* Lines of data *
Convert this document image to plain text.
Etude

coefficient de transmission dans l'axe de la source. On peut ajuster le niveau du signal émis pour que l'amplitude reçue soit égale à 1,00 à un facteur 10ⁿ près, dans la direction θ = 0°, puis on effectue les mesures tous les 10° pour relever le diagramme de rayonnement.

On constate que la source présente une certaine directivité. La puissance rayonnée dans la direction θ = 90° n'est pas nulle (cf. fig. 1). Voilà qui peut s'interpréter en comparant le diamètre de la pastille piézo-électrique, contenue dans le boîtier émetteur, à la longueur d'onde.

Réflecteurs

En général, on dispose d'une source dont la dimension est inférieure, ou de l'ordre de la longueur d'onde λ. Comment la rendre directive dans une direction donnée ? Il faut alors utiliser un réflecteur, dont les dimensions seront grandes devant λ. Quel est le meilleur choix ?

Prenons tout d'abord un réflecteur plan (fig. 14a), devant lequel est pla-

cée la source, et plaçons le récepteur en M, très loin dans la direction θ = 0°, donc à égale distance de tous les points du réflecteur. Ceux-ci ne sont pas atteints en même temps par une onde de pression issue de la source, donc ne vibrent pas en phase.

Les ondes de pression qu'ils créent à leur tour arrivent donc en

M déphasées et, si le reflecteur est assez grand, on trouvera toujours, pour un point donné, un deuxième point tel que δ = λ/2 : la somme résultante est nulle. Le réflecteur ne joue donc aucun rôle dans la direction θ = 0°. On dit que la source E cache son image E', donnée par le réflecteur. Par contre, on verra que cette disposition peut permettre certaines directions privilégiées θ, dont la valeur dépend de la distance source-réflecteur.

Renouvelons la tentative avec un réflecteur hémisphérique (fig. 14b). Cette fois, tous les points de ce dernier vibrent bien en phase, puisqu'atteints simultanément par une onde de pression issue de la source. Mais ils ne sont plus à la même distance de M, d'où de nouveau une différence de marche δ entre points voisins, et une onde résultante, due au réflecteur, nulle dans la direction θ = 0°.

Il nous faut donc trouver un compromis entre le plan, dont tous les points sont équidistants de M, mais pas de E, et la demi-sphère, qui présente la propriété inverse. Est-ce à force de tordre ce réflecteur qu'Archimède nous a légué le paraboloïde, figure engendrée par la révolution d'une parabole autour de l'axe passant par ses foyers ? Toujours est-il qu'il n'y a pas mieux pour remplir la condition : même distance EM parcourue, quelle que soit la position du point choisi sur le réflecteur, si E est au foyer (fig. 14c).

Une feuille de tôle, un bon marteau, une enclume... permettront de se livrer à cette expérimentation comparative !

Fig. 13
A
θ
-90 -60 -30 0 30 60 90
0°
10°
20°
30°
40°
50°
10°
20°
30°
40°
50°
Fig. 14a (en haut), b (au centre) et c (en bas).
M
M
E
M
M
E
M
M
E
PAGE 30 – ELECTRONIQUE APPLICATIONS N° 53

* WHAT YOU ARE ASKED TO DO *
Go through the records above and retype each one exactly.

* ANSWER *
Convert this document image to plain text.
Etude

coefficient de transmission dans l'axe de la source. On peut ajuster le niveau du signal émis pour que l'amplitude reçue soit égale à 1,00 à un facteur 10ⁿ près, dans la direction θ = 0°, puis on effectue les mesures tous les 10° pour relever le diagramme de rayonnement.

On constate que la source présente une certaine directivité. La puissance rayonnée dans la direction θ = 90° n'est pas nulle (cf. fig. 1). Voilà qui peut s'interpréter en comparant le diamètre de la pastille piézo-électrique, contenue dans le boîtier émetteur, à la longueur d'onde.

Réflecteurs

En général, on dispose d'une source dont la dimension est inférieure, ou de l'ordre de la longueur d'onde λ. Comment la rendre directive dans une direction donnée ? Il faut alors utiliser un réflecteur, dont les dimensions seront grandes devant λ. Quel est le meilleur choix ?

Prenons tout d'abord un réflecteur plan (fig. 14a), devant lequel est pla-

cée la source, et plaçons le récepteur en M, très loin dans la direction θ = 0°, donc à égale distance de tous les points du réflecteur. Ceux-ci ne sont pas atteints en même temps par une onde de pression issue de la source, donc ne vibrent pas en phase.

Les ondes de pression qu'ils créent à leur tour arrivent donc en

M déphasées et, si le reflecteur est assez grand, on trouvera toujours, pour un point donné, un deuxième point tel que δ = λ/2 : la somme résultante est nulle. Le réflecteur ne joue donc aucun rôle dans la direction θ = 0°. On dit que la source E cache son image E', donnée par le réflecteur. Par contre, on verra que cette disposition peut permettre certaines directions privilégiées θ, dont la valeur dépend de la distance source-réflecteur.

Renouvelons la tentative avec un réflecteur hémisphérique (fig. 14b). Cette fois, tous les points de ce dernier vibrent bien en phase, puisqu'atteints simultanément par une onde de pression issue de la source. Mais ils ne sont plus à la même distance de M, d'où de nouveau une différence de marche δ entre points voisins, et une onde résultante, due au réflecteur, nulle dans la direction θ = 0°.

Il nous faut donc trouver un compromis entre le plan, dont tous les points sont équidistants de M, mais pas de E, et la demi-sphère, qui présente la propriété inverse. Est-ce à force de tordre ce réflecteur qu'Archimède nous a légué le paraboloïde, figure engendrée par la révolution d'une parabole autour de l'axe passant par ses foyers ? Toujours est-il qu'il n'y a pas mieux pour remplir la condition : même distance EM parcourue, quelle que soit la position du point choisi sur le réflecteur, si E est au foyer (fig. 14c).

Une feuille de tôle, un bon marteau, une enclume... permettront de se livrer à cette expérimentation comparative !

Fig. 13
A
θ
-90 -60 -30 0 30 60 90
0°
10°
20°
30°
40°
50°
10°
20°
30°
40°
50°
Fig. 14a (en haut), b (au centre) et c (en bas).
M
M
E
M
M
E
M
M
E
PAGE 30 – ELECTRONIQUE APPLICATIONS N° 53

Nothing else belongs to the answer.